» WRITTEN EXERCISE
Each record needs to be echoed exactly; can you do that?
------ DATA SUPPLIED ------
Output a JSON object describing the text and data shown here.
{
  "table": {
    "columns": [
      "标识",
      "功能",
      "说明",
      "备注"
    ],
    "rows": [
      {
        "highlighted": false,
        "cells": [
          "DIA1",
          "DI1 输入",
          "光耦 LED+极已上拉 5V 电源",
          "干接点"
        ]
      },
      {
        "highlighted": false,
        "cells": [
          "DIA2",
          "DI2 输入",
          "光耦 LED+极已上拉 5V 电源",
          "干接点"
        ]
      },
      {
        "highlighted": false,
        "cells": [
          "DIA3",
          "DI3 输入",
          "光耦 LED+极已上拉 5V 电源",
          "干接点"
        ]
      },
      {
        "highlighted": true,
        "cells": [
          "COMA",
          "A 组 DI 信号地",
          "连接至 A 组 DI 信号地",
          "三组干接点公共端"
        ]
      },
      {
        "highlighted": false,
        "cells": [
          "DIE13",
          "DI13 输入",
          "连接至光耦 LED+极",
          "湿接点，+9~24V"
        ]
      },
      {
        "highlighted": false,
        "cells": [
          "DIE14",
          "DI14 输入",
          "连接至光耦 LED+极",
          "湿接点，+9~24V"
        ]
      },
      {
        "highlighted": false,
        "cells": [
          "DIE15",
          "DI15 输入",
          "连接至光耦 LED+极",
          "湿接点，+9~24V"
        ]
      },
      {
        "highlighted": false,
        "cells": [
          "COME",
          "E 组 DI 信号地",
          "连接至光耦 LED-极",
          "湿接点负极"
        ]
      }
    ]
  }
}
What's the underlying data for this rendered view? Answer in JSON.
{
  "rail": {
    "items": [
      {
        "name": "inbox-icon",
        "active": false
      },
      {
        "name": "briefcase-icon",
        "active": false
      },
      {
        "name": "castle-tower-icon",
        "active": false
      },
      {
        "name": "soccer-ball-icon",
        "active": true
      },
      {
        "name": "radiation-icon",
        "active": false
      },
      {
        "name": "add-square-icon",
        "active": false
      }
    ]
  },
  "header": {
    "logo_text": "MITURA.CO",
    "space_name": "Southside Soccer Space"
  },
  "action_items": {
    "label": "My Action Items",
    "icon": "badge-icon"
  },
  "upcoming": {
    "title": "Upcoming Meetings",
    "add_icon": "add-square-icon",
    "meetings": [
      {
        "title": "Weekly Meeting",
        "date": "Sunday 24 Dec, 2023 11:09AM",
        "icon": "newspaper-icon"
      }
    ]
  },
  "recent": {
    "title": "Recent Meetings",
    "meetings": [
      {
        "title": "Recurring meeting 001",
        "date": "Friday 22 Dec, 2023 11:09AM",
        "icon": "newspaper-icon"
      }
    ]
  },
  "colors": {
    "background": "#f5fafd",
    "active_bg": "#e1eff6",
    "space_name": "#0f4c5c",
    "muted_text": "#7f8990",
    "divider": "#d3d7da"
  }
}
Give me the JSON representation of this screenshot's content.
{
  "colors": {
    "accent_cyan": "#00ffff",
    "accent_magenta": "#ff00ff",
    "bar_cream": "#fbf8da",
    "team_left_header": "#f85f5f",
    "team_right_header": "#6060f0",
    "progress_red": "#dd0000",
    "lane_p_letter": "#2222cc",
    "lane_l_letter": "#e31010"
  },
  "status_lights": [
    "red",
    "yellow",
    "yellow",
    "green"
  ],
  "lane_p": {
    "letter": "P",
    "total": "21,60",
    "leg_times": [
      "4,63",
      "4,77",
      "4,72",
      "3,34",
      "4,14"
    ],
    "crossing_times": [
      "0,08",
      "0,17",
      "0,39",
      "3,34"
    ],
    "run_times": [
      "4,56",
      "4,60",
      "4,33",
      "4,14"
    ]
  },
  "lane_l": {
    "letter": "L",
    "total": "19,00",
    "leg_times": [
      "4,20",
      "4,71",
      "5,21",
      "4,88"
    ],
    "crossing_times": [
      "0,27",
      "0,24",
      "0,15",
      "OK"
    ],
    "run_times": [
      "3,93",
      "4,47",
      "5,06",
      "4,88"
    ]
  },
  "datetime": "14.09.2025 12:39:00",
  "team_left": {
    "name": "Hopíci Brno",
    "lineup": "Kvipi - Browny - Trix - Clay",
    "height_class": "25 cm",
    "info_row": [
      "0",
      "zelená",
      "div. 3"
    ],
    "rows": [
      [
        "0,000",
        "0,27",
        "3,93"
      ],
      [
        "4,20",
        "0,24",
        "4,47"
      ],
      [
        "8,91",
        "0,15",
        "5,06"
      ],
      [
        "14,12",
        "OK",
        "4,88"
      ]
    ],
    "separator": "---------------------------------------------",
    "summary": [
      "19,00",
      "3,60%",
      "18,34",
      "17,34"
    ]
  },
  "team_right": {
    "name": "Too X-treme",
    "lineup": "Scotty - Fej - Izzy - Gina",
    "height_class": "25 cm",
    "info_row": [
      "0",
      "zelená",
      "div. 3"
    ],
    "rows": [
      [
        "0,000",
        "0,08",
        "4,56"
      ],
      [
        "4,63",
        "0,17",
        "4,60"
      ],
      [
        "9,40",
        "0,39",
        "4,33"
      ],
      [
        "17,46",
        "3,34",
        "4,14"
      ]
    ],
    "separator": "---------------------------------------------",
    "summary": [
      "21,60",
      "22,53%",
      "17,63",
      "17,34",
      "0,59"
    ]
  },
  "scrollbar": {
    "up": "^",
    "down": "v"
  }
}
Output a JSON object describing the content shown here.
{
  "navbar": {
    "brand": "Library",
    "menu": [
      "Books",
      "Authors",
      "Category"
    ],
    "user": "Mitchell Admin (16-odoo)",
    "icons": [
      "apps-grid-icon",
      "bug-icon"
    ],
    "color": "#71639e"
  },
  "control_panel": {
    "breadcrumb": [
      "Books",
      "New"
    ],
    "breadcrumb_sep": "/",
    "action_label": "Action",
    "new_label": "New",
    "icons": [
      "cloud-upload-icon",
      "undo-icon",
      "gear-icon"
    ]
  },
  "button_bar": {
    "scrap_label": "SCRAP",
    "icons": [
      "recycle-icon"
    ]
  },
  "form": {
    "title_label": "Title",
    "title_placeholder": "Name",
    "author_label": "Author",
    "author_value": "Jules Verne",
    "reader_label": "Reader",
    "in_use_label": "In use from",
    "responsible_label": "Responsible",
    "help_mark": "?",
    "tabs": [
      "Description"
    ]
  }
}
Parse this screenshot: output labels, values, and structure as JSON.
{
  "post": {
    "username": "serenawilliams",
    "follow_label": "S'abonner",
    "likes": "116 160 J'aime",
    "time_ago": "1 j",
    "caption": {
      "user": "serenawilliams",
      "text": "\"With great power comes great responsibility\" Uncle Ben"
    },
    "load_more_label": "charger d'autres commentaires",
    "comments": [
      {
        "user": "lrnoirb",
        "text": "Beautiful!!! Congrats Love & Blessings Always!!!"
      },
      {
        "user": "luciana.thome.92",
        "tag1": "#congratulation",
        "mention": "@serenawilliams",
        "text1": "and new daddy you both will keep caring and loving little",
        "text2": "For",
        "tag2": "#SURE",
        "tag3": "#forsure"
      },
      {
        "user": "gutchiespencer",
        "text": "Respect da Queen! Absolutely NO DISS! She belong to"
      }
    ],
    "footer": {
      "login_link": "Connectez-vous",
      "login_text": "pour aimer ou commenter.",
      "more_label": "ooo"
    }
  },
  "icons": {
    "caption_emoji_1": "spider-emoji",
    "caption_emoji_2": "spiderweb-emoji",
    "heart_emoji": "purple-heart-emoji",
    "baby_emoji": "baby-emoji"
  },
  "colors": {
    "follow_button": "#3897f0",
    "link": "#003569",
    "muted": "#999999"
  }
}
------
» EXERCISE ANSWER
Output a JSON object describing the text and data shown here.
{
  "table": {
    "columns": [
      "标识",
      "功能",
      "说明",
      "备注"
    ],
    "rows": [
      {
        "highlighted": false,
        "cells": [
          "DIA1",
          "DI1 输入",
          "光耦 LED+极已上拉 5V 电源",
          "干接点"
        ]
      },
      {
        "highlighted": false,
        "cells": [
          "DIA2",
          "DI2 输入",
          "光耦 LED+极已上拉 5V 电源",
          "干接点"
        ]
      },
      {
        "highlighted": false,
        "cells": [
          "DIA3",
          "DI3 输入",
          "光耦 LED+极已上拉 5V 电源",
          "干接点"
        ]
      },
      {
        "highlighted": true,
        "cells": [
          "COMA",
          "A 组 DI 信号地",
          "连接至 A 组 DI 信号地",
          "三组干接点公共端"
        ]
      },
      {
        "highlighted": false,
        "cells": [
          "DIE13",
          "DI13 输入",
          "连接至光耦 LED+极",
          "湿接点，+9~24V"
        ]
      },
      {
        "highlighted": false,
        "cells": [
          "DIE14",
          "DI14 输入",
          "连接至光耦 LED+极",
          "湿接点，+9~24V"
        ]
      },
      {
        "highlighted": false,
        "cells": [
          "DIE15",
          "DI15 输入",
          "连接至光耦 LED+极",
          "湿接点，+9~24V"
        ]
      },
      {
        "highlighted": false,
        "cells": [
          "COME",
          "E 组 DI 信号地",
          "连接至光耦 LED-极",
          "湿接点负极"
        ]
      }
    ]
  }
}
What's the underlying data for this rendered view? Answer in JSON.
{
  "rail": {
    "items": [
      {
        "name": "inbox-icon",
        "active": false
      },
      {
        "name": "briefcase-icon",
        "active": false
      },
      {
        "name": "castle-tower-icon",
        "active": false
      },
      {
        "name": "soccer-ball-icon",
        "active": true
      },
      {
        "name": "radiation-icon",
        "active": false
      },
      {
        "name": "add-square-icon",
        "active": false
      }
    ]
  },
  "header": {
    "logo_text": "MITURA.CO",
    "space_name": "Southside Soccer Space"
  },
  "action_items": {
    "label": "My Action Items",
    "icon": "badge-icon"
  },
  "upcoming": {
    "title": "Upcoming Meetings",
    "add_icon": "add-square-icon",
    "meetings": [
      {
        "title": "Weekly Meeting",
        "date": "Sunday 24 Dec, 2023 11:09AM",
        "icon": "newspaper-icon"
      }
    ]
  },
  "recent": {
    "title": "Recent Meetings",
    "meetings": [
      {
        "title": "Recurring meeting 001",
        "date": "Friday 22 Dec, 2023 11:09AM",
        "icon": "newspaper-icon"
      }
    ]
  },
  "colors": {
    "background": "#f5fafd",
    "active_bg": "#e1eff6",
    "space_name": "#0f4c5c",
    "muted_text": "#7f8990",
    "divider": "#d3d7da"
  }
}
Give me the JSON representation of this screenshot's content.
{
  "colors": {
    "accent_cyan": "#00ffff",
    "accent_magenta": "#ff00ff",
    "bar_cream": "#fbf8da",
    "team_left_header": "#f85f5f",
    "team_right_header": "#6060f0",
    "progress_red": "#dd0000",
    "lane_p_letter": "#2222cc",
    "lane_l_letter": "#e31010"
  },
  "status_lights": [
    "red",
    "yellow",
    "yellow",
    "green"
  ],
  "lane_p": {
    "letter": "P",
    "total": "21,60",
    "leg_times": [
      "4,63",
      "4,77",
      "4,72",
      "3,34",
      "4,14"
    ],
    "crossing_times": [
      "0,08",
      "0,17",
      "0,39",
      "3,34"
    ],
    "run_times": [
      "4,56",
      "4,60",
      "4,33",
      "4,14"
    ]
  },
  "lane_l": {
    "letter": "L",
    "total": "19,00",
    "leg_times": [
      "4,20",
      "4,71",
      "5,21",
      "4,88"
    ],
    "crossing_times": [
      "0,27",
      "0,24",
      "0,15",
      "OK"
    ],
    "run_times": [
      "3,93",
      "4,47",
      "5,06",
      "4,88"
    ]
  },
  "datetime": "14.09.2025 12:39:00",
  "team_left": {
    "name": "Hopíci Brno",
    "lineup": "Kvipi - Browny - Trix - Clay",
    "height_class": "25 cm",
    "info_row": [
      "0",
      "zelená",
      "div. 3"
    ],
    "rows": [
      [
        "0,000",
        "0,27",
        "3,93"
      ],
      [
        "4,20",
        "0,24",
        "4,47"
      ],
      [
        "8,91",
        "0,15",
        "5,06"
      ],
      [
        "14,12",
        "OK",
        "4,88"
      ]
    ],
    "separator": "---------------------------------------------",
    "summary": [
      "19,00",
      "3,60%",
      "18,34",
      "17,34"
    ]
  },
  "team_right": {
    "name": "Too X-treme",
    "lineup": "Scotty - Fej - Izzy - Gina",
    "height_class": "25 cm",
    "info_row": [
      "0",
      "zelená",
      "div. 3"
    ],
    "rows": [
      [
        "0,000",
        "0,08",
        "4,56"
      ],
      [
        "4,63",
        "0,17",
        "4,60"
      ],
      [
        "9,40",
        "0,39",
        "4,33"
      ],
      [
        "17,46",
        "3,34",
        "4,14"
      ]
    ],
    "separator": "---------------------------------------------",
    "summary": [
      "21,60",
      "22,53%",
      "17,63",
      "17,34",
      "0,59"
    ]
  },
  "scrollbar": {
    "up": "^",
    "down": "v"
  }
}
Output a JSON object describing the content shown here.
{
  "navbar": {
    "brand": "Library",
    "menu": [
      "Books",
      "Authors",
      "Category"
    ],
    "user": "Mitchell Admin (16-odoo)",
    "icons": [
      "apps-grid-icon",
      "bug-icon"
    ],
    "color": "#71639e"
  },
  "control_panel": {
    "breadcrumb": [
      "Books",
      "New"
    ],
    "breadcrumb_sep": "/",
    "action_label": "Action",
    "new_label": "New",
    "icons": [
      "cloud-upload-icon",
      "undo-icon",
      "gear-icon"
    ]
  },
  "button_bar": {
    "scrap_label": "SCRAP",
    "icons": [
      "recycle-icon"
    ]
  },
  "form": {
    "title_label": "Title",
    "title_placeholder": "Name",
    "author_label": "Author",
    "author_value": "Jules Verne",
    "reader_label": "Reader",
    "in_use_label": "In use from",
    "responsible_label": "Responsible",
    "help_mark": "?",
    "tabs": [
      "Description"
    ]
  }
}
Parse this screenshot: output labels, values, and structure as JSON.
{
  "post": {
    "username": "serenawilliams",
    "follow_label": "S'abonner",
    "likes": "116 160 J'aime",
    "time_ago": "1 j",
    "caption": {
      "user": "serenawilliams",
      "text": "\"With great power comes great responsibility\" Uncle Ben"
    },
    "load_more_label": "charger d'autres commentaires",
    "comments": [
      {
        "user": "lrnoirb",
        "text": "Beautiful!!! Congrats Love & Blessings Always!!!"
      },
      {
        "user": "luciana.thome.92",
        "tag1": "#congratulation",
        "mention": "@serenawilliams",
        "text1": "and new daddy you both will keep caring and loving little",
        "text2": "For",
        "tag2": "#SURE",
        "tag3": "#forsure"
      },
      {
        "user": "gutchiespencer",
        "text": "Respect da Queen! Absolutely NO DISS! She belong to"
      }
    ],
    "footer": {
      "login_link": "Connectez-vous",
      "login_text": "pour aimer ou commenter.",
      "more_label": "ooo"
    }
  },
  "icons": {
    "caption_emoji_1": "spider-emoji",
    "caption_emoji_2": "spiderweb-emoji",
    "heart_emoji": "purple-heart-emoji",
    "baby_emoji": "baby-emoji"
  },
  "colors": {
    "follow_button": "#3897f0",
    "link": "#003569",
    "muted": "#999999"
  }
}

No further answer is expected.